WORK REQUIRED: Copy out all lines of the records in which the word "icon" appears.

DATASET EXCERPTS:
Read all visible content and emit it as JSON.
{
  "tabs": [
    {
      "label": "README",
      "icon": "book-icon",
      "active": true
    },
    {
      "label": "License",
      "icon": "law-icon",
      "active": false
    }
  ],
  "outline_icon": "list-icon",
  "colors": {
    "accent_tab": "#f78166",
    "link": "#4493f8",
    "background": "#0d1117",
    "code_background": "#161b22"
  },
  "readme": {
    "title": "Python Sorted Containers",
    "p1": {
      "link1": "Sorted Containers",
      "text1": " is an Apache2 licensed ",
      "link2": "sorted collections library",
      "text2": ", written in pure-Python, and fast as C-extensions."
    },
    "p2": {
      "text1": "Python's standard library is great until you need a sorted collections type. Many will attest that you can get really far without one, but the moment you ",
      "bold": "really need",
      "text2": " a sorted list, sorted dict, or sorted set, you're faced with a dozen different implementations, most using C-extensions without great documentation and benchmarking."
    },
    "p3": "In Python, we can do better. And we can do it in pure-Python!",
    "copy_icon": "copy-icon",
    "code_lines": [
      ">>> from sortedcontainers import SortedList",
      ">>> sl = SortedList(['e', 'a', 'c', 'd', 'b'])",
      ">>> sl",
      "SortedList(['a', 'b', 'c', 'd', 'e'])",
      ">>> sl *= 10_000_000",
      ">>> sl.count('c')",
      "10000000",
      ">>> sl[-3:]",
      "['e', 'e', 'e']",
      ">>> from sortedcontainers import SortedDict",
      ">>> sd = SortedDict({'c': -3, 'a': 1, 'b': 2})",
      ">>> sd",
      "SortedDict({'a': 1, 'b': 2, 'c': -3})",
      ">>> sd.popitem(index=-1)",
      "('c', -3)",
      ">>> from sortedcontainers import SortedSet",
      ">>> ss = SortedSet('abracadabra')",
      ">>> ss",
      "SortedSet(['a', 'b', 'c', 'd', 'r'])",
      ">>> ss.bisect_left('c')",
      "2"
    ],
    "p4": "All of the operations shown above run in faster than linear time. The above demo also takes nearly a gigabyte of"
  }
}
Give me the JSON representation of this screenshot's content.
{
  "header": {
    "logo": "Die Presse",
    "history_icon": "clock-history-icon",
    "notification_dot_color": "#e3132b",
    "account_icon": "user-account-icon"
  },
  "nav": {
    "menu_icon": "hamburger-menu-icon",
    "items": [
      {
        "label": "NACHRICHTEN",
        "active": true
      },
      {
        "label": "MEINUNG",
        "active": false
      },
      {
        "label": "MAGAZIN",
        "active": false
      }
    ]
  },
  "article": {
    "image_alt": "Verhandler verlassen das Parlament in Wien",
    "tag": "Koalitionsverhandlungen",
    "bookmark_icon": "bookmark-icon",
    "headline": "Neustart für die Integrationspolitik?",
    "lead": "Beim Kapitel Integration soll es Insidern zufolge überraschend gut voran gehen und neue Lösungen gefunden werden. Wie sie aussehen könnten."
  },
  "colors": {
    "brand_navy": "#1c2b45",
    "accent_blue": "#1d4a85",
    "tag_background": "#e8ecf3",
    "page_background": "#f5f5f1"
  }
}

THE COMPLETED TASK:
      "icon": "book-icon",
      "icon": "law-icon",
  "outline_icon": "list-icon",
    "copy_icon": "copy-icon",
    "history_icon": "clock-history-icon",
    "account_icon": "user-account-icon"
    "menu_icon": "hamburger-menu-icon",
    "bookmark_icon": "bookmark-icon",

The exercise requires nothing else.